Records excerpted from a collection
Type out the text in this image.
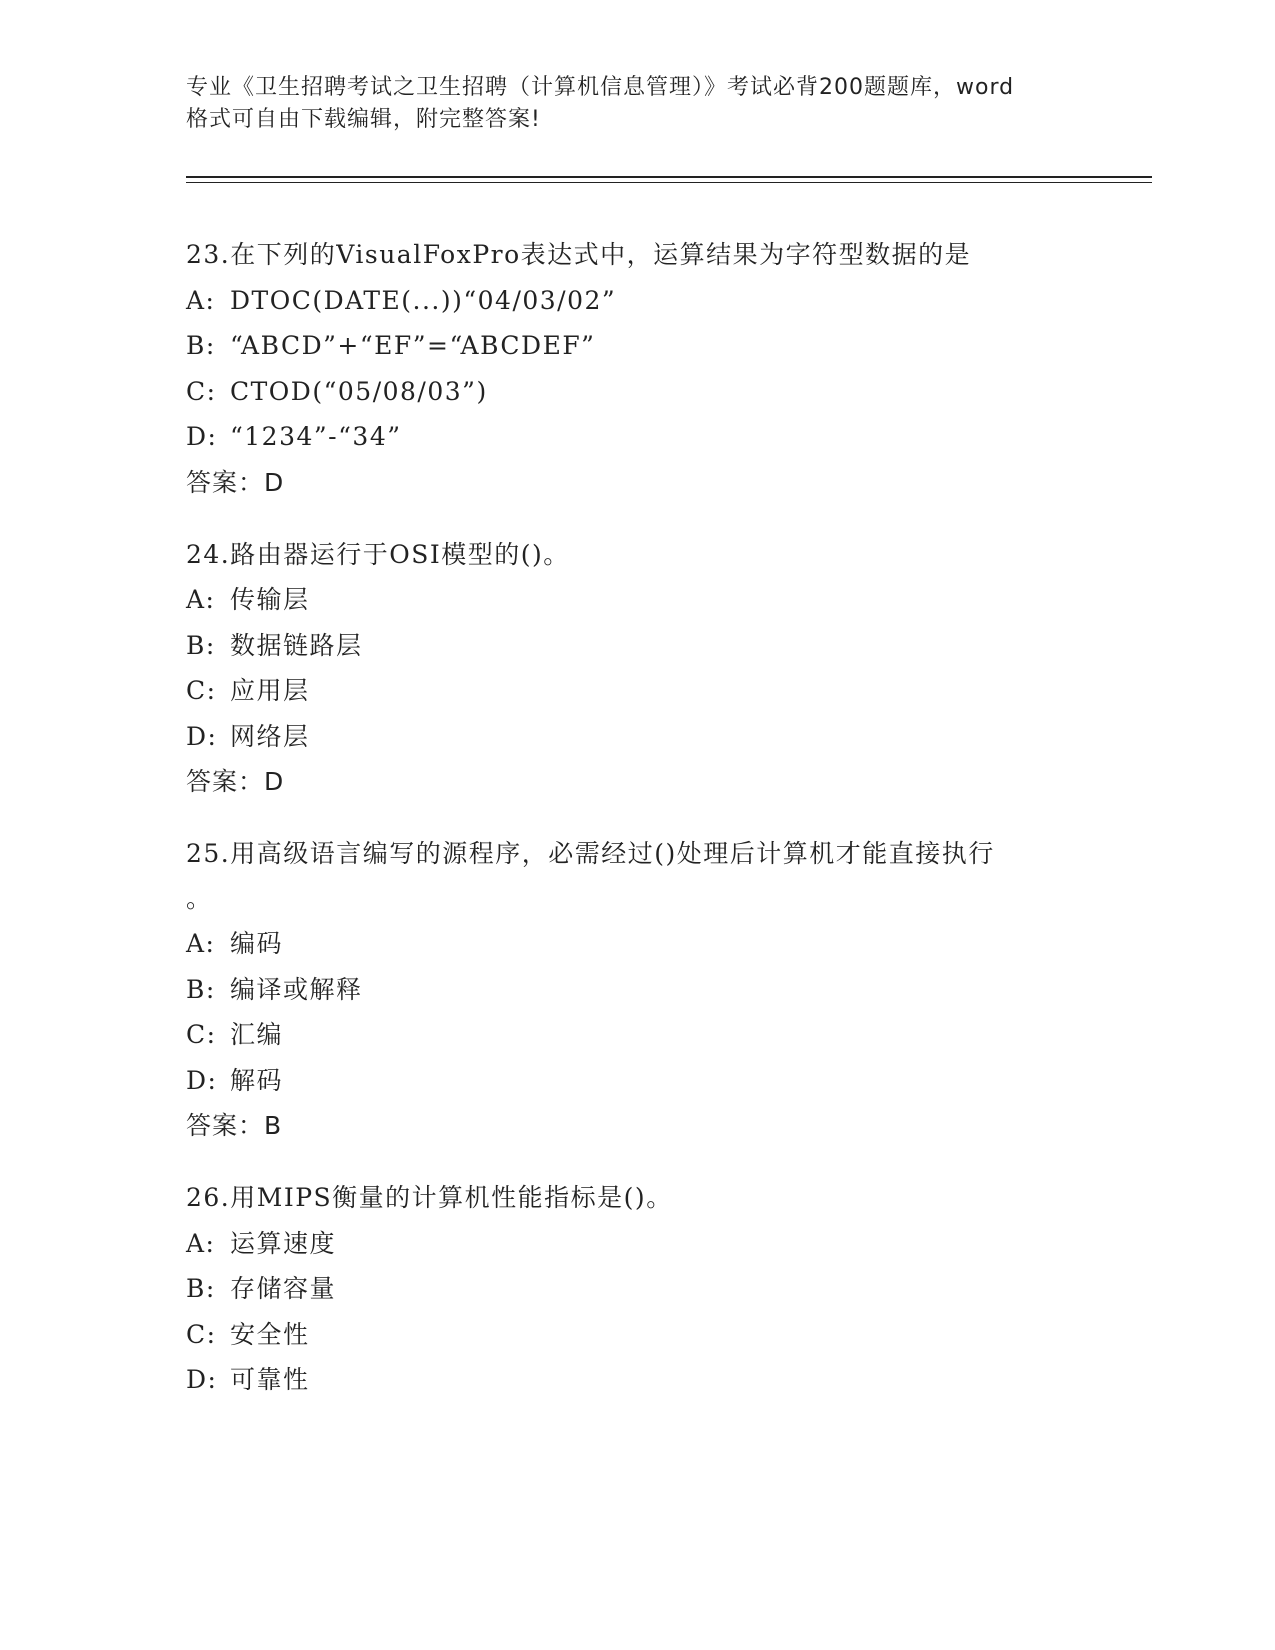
专业《卫生招聘考试之卫生招聘（计算机信息管理）》考试必背200题题库，word
格式可自由下载编辑，附完整答案!
23.在下列的VisualFoxPro表达式中，运算结果为字符型数据的是
A: DTOC(DATE(...))“04/03/02”
B: “ABCD”+“EF”=“ABCDEF”
C: CTOD(“05/08/03”)
D: “1234”-“34”
答案：D
24.路由器运行于OSI模型的()。
A: 传输层
B: 数据链路层
C: 应用层
D: 网络层
答案：D
25.用高级语言编写的源程序，必需经过()处理后计算机才能直接执行
。
A: 编码
B: 编译或解释
C: 汇编
D: 解码
答案：B
26.用MIPS衡量的计算机性能指标是()。
A: 运算速度
B: 存储容量
C: 安全性
D: 可靠性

**STATED PROBLEM:**
Without the pictures, restate all of the entries above verbatim.

**COMPLETE OUTPUT:**
Type out the text in this image.
专业《卫生招聘考试之卫生招聘（计算机信息管理）》考试必背200题题库，word
格式可自由下载编辑，附完整答案!
23.在下列的VisualFoxPro表达式中，运算结果为字符型数据的是
A: DTOC(DATE(...))“04/03/02”
B: “ABCD”+“EF”=“ABCDEF”
C: CTOD(“05/08/03”)
D: “1234”-“34”
答案：D
24.路由器运行于OSI模型的()。
A: 传输层
B: 数据链路层
C: 应用层
D: 网络层
答案：D
25.用高级语言编写的源程序，必需经过()处理后计算机才能直接执行
。
A: 编码
B: 编译或解释
C: 汇编
D: 解码
答案：B
26.用MIPS衡量的计算机性能指标是()。
A: 运算速度
B: 存储容量
C: 安全性
D: 可靠性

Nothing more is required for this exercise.